AIM ▸
Write the material out again, line by line, exactly as it is.

%%

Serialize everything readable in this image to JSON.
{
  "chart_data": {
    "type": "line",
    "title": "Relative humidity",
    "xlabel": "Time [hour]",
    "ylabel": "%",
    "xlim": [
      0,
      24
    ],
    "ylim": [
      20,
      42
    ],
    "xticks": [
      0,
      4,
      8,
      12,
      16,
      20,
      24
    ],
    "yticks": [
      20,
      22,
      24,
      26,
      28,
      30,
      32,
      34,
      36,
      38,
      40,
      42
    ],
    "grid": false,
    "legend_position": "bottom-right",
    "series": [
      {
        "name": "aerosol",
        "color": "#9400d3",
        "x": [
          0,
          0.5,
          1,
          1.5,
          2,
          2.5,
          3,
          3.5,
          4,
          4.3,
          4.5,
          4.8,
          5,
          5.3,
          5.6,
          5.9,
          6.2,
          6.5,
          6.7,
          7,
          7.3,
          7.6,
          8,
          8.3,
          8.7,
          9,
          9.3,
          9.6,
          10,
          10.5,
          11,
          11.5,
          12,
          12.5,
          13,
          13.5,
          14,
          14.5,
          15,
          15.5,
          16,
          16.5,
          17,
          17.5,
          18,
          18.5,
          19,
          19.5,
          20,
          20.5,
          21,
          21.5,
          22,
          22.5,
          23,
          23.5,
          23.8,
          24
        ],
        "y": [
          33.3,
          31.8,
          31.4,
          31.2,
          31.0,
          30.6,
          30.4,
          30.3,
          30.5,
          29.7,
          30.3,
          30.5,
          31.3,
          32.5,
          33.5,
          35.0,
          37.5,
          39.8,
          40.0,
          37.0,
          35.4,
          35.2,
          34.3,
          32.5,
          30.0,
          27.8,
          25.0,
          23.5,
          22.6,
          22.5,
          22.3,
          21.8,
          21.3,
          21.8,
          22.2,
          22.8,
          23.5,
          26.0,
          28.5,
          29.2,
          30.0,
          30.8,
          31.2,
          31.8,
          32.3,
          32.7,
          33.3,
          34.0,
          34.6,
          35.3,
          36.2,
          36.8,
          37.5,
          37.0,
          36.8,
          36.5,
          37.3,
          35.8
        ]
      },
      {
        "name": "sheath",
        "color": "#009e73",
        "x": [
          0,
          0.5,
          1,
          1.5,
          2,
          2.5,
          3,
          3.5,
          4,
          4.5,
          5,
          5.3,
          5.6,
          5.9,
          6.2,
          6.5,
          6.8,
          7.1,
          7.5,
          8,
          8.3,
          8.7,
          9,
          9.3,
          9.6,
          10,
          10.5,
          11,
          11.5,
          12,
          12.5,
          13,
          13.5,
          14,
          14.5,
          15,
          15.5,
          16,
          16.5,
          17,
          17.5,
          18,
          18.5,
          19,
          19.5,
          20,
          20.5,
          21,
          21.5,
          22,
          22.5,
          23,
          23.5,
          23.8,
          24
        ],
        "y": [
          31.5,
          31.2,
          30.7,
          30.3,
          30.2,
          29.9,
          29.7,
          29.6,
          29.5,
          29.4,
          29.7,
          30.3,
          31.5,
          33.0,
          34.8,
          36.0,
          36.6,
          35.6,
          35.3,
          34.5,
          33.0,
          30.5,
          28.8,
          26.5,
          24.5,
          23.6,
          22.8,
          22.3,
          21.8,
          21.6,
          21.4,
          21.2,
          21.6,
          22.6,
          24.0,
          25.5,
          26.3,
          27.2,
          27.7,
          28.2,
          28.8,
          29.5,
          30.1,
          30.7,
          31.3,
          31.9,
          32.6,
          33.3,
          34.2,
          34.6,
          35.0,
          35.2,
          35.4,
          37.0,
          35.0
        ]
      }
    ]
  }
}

%%

OUTPUT ▸
Serialize everything readable in this image to JSON.
{
  "chart_data": {
    "type": "line",
    "title": "Relative humidity",
    "xlabel": "Time [hour]",
    "ylabel": "%",
    "xlim": [
      0,
      24
    ],
    "ylim": [
      20,
      42
    ],
    "xticks": [
      0,
      4,
      8,
      12,
      16,
      20,
      24
    ],
    "yticks": [
      20,
      22,
      24,
      26,
      28,
      30,
      32,
      34,
      36,
      38,
      40,
      42
    ],
    "grid": false,
    "legend_position": "bottom-right",
    "series": [
      {
        "name": "aerosol",
        "color": "#9400d3",
        "x": [
          0,
          0.5,
          1,
          1.5,
          2,
          2.5,
          3,
          3.5,
          4,
          4.3,
          4.5,
          4.8,
          5,
          5.3,
          5.6,
          5.9,
          6.2,
          6.5,
          6.7,
          7,
          7.3,
          7.6,
          8,
          8.3,
          8.7,
          9,
          9.3,
          9.6,
          10,
          10.5,
          11,
          11.5,
          12,
          12.5,
          13,
          13.5,
          14,
          14.5,
          15,
          15.5,
          16,
          16.5,
          17,
          17.5,
          18,
          18.5,
          19,
          19.5,
          20,
          20.5,
          21,
          21.5,
          22,
          22.5,
          23,
          23.5,
          23.8,
          24
        ],
        "y": [
          33.3,
          31.8,
          31.4,
          31.2,
          31.0,
          30.6,
          30.4,
          30.3,
          30.5,
          29.7,
          30.3,
          30.5,
          31.3,
          32.5,
          33.5,
          35.0,
          37.5,
          39.8,
          40.0,
          37.0,
          35.4,
          35.2,
          34.3,
          32.5,
          30.0,
          27.8,
          25.0,
          23.5,
          22.6,
          22.5,
          22.3,
          21.8,
          21.3,
          21.8,
          22.2,
          22.8,
          23.5,
          26.0,
          28.5,
          29.2,
          30.0,
          30.8,
          31.2,
          31.8,
          32.3,
          32.7,
          33.3,
          34.0,
          34.6,
          35.3,
          36.2,
          36.8,
          37.5,
          37.0,
          36.8,
          36.5,
          37.3,
          35.8
        ]
      },
      {
        "name": "sheath",
        "color": "#009e73",
        "x": [
          0,
          0.5,
          1,
          1.5,
          2,
          2.5,
          3,
          3.5,
          4,
          4.5,
          5,
          5.3,
          5.6,
          5.9,
          6.2,
          6.5,
          6.8,
          7.1,
          7.5,
          8,
          8.3,
          8.7,
          9,
          9.3,
          9.6,
          10,
          10.5,
          11,
          11.5,
          12,
          12.5,
          13,
          13.5,
          14,
          14.5,
          15,
          15.5,
          16,
          16.5,
          17,
          17.5,
          18,
          18.5,
          19,
          19.5,
          20,
          20.5,
          21,
          21.5,
          22,
          22.5,
          23,
          23.5,
          23.8,
          24
        ],
        "y": [
          31.5,
          31.2,
          30.7,
          30.3,
          30.2,
          29.9,
          29.7,
          29.6,
          29.5,
          29.4,
          29.7,
          30.3,
          31.5,
          33.0,
          34.8,
          36.0,
          36.6,
          35.6,
          35.3,
          34.5,
          33.0,
          30.5,
          28.8,
          26.5,
          24.5,
          23.6,
          22.8,
          22.3,
          21.8,
          21.6,
          21.4,
          21.2,
          21.6,
          22.6,
          24.0,
          25.5,
          26.3,
          27.2,
          27.7,
          28.2,
          28.8,
          29.5,
          30.1,
          30.7,
          31.3,
          31.9,
          32.6,
          33.3,
          34.2,
          34.6,
          35.0,
          35.2,
          35.4,
          37.0,
          35.0
        ]
      }
    ]
  }
}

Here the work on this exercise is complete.